# START OF Given records
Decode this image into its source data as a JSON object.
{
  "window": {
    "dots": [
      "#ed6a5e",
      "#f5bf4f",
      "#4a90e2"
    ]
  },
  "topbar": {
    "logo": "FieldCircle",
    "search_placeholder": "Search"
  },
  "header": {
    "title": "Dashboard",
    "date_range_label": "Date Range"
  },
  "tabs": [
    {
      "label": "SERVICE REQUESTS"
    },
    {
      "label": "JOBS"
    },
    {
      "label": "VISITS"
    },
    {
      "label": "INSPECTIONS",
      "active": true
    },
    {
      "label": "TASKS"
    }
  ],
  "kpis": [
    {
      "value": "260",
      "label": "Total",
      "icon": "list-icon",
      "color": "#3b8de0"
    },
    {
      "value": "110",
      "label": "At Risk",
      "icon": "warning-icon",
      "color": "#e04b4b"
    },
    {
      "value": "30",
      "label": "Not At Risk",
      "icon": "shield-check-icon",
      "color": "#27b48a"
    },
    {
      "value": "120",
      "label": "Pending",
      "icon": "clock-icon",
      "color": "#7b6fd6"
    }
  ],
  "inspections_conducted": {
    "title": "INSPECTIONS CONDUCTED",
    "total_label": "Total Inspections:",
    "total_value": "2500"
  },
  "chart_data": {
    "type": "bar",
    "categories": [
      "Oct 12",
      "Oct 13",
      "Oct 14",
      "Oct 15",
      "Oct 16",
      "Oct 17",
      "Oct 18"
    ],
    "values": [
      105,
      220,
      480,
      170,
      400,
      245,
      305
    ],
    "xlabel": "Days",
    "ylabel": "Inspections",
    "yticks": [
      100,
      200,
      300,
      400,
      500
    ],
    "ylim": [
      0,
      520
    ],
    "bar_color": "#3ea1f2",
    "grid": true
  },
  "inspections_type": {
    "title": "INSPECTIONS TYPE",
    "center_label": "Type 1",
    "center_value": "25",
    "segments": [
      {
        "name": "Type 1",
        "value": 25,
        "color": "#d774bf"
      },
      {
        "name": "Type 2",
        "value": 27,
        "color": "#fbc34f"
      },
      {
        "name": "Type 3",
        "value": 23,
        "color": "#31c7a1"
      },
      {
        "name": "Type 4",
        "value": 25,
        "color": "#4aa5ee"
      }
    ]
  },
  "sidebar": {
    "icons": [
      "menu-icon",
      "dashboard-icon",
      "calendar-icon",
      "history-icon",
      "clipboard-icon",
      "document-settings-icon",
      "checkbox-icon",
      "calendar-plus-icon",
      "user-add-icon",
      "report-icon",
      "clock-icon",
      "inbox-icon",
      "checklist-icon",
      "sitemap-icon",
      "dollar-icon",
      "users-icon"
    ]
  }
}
# END OF Given records
### Exercise task
From the data above, extract every line in its exact form.

### Answer for this exercise
Decode this image into its source data as a JSON object.
{
  "window": {
    "dots": [
      "#ed6a5e",
      "#f5bf4f",
      "#4a90e2"
    ]
  },
  "topbar": {
    "logo": "FieldCircle",
    "search_placeholder": "Search"
  },
  "header": {
    "title": "Dashboard",
    "date_range_label": "Date Range"
  },
  "tabs": [
    {
      "label": "SERVICE REQUESTS"
    },
    {
      "label": "JOBS"
    },
    {
      "label": "VISITS"
    },
    {
      "label": "INSPECTIONS",
      "active": true
    },
    {
      "label": "TASKS"
    }
  ],
  "kpis": [
    {
      "value": "260",
      "label": "Total",
      "icon": "list-icon",
      "color": "#3b8de0"
    },
    {
      "value": "110",
      "label": "At Risk",
      "icon": "warning-icon",
      "color": "#e04b4b"
    },
    {
      "value": "30",
      "label": "Not At Risk",
      "icon": "shield-check-icon",
      "color": "#27b48a"
    },
    {
      "value": "120",
      "label": "Pending",
      "icon": "clock-icon",
      "color": "#7b6fd6"
    }
  ],
  "inspections_conducted": {
    "title": "INSPECTIONS CONDUCTED",
    "total_label": "Total Inspections:",
    "total_value": "2500"
  },
  "chart_data": {
    "type": "bar",
    "categories": [
      "Oct 12",
      "Oct 13",
      "Oct 14",
      "Oct 15",
      "Oct 16",
      "Oct 17",
      "Oct 18"
    ],
    "values": [
      105,
      220,
      480,
      170,
      400,
      245,
      305
    ],
    "xlabel": "Days",
    "ylabel": "Inspections",
    "yticks": [
      100,
      200,
      300,
      400,
      500
    ],
    "ylim": [
      0,
      520
    ],
    "bar_color": "#3ea1f2",
    "grid": true
  },
  "inspections_type": {
    "title": "INSPECTIONS TYPE",
    "center_label": "Type 1",
    "center_value": "25",
    "segments": [
      {
        "name": "Type 1",
        "value": 25,
        "color": "#d774bf"
      },
      {
        "name": "Type 2",
        "value": 27,
        "color": "#fbc34f"
      },
      {
        "name": "Type 3",
        "value": 23,
        "color": "#31c7a1"
      },
      {
        "name": "Type 4",
        "value": 25,
        "color": "#4aa5ee"
      }
    ]
  },
  "sidebar": {
    "icons": [
      "menu-icon",
      "dashboard-icon",
      "calendar-icon",
      "history-icon",
      "clipboard-icon",
      "document-settings-icon",
      "checkbox-icon",
      "calendar-plus-icon",
      "user-add-icon",
      "report-icon",
      "clock-icon",
      "inbox-icon",
      "checklist-icon",
      "sitemap-icon",
      "dollar-icon",
      "users-icon"
    ]
  }
}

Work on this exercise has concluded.